_Problem to work on_: Your task is to copy the listing exactly, with the pictures left out.

_Records to process_:

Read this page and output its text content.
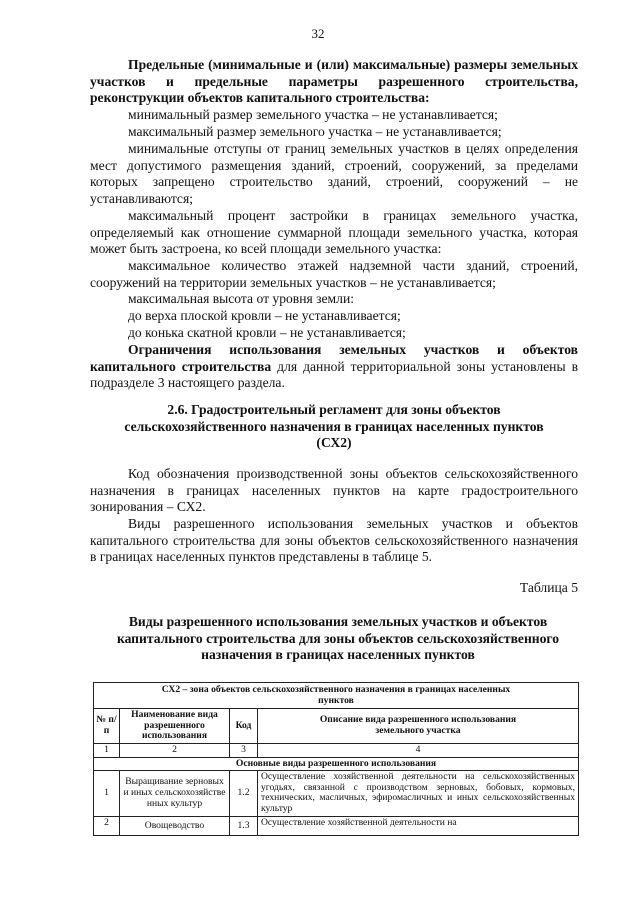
32

Предельные (минимальные и (или) максимальные) размеры земельных участков и предельные параметры разрешенного строительства, реконструкции объектов капитального строительства:

минимальный размер земельного участка – не устанавливается;

максимальный размер земельного участка – не устанавливается;

минимальные отступы от границ земельных участков в целях определения мест допустимого размещения зданий, строений, сооружений, за пределами которых запрещено строительство зданий, строений, сооружений – не устанавливаются;

максимальный процент застройки в границах земельного участка, определяемый как отношение суммарной площади земельного участка, которая может быть застроена, ко всей площади земельного участка:

максимальное количество этажей надземной части зданий, строений, сооружений на территории земельных участков – не устанавливается;

максимальная высота от уровня земли:

до верха плоской кровли – не устанавливается;

до конька скатной кровли – не устанавливается;

Ограничения использования земельных участков и объектов капитального строительства для данной территориальной зоны установлены в подразделе 3 настоящего раздела.

2.6. Градостроительный регламент для зоны объектов сельскохозяйственного назначения в границах населенных пунктов (СХ2)

Код обозначения производственной зоны объектов сельскохозяйственного назначения в границах населенных пунктов на карте градостроительного зонирования – СХ2.

Виды разрешенного использования земельных участков и объектов капитального строительства для зоны объектов сельскохозяйственного назначения в границах населенных пунктов представлены в таблице 5.

Таблица 5

Виды разрешенного использования земельных участков и объектов капитального строительства для зоны объектов сельскохозяйственного назначения в границах населенных пунктов

СХ2 – зона объектов сельскохозяйственного назначения в границах населенных пунктов			
№ п/п	Наименование вида разрешенного использования	Код	Описание вида разрешенного использования земельного участка
1	2	3	4
Основные виды разрешенного использования			
1	Выращивание зерновых и иных сельскохозяйственных культур	1.2	Осуществление хозяйственной деятельности на сельскохозяйственных угодьях, связанной с производством зерновых, бобовых, кормовых, технических, масличных, эфиромасличных и иных сельскохозяйственных культур
2	Овощеводство	1.3	Осуществление хозяйственной деятельности на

_Exercise result_:
Read this page and output its text content.
32

Предельные (минимальные и (или) максимальные) размеры земельных участков и предельные параметры разрешенного строительства, реконструкции объектов капитального строительства:

минимальный размер земельного участка – не устанавливается;

максимальный размер земельного участка – не устанавливается;

минимальные отступы от границ земельных участков в целях определения мест допустимого размещения зданий, строений, сооружений, за пределами которых запрещено строительство зданий, строений, сооружений – не устанавливаются;

максимальный процент застройки в границах земельного участка, определяемый как отношение суммарной площади земельного участка, которая может быть застроена, ко всей площади земельного участка:

максимальное количество этажей надземной части зданий, строений, сооружений на территории земельных участков – не устанавливается;

максимальная высота от уровня земли:

до верха плоской кровли – не устанавливается;

до конька скатной кровли – не устанавливается;

Ограничения использования земельных участков и объектов капитального строительства для данной территориальной зоны установлены в подразделе 3 настоящего раздела.

2.6. Градостроительный регламент для зоны объектов сельскохозяйственного назначения в границах населенных пунктов (СХ2)

Код обозначения производственной зоны объектов сельскохозяйственного назначения в границах населенных пунктов на карте градостроительного зонирования – СХ2.

Виды разрешенного использования земельных участков и объектов капитального строительства для зоны объектов сельскохозяйственного назначения в границах населенных пунктов представлены в таблице 5.

Таблица 5

Виды разрешенного использования земельных участков и объектов капитального строительства для зоны объектов сельскохозяйственного назначения в границах населенных пунктов

СХ2 – зона объектов сельскохозяйственного назначения в границах населенных пунктов			
№ п/п	Наименование вида разрешенного использования	Код	Описание вида разрешенного использования земельного участка
1	2	3	4
Основные виды разрешенного использования			
1	Выращивание зерновых и иных сельскохозяйственных культур	1.2	Осуществление хозяйственной деятельности на сельскохозяйственных угодьях, связанной с производством зерновых, бобовых, кормовых, технических, масличных, эфиромасличных и иных сельскохозяйственных культур
2	Овощеводство	1.3	Осуществление хозяйственной деятельности на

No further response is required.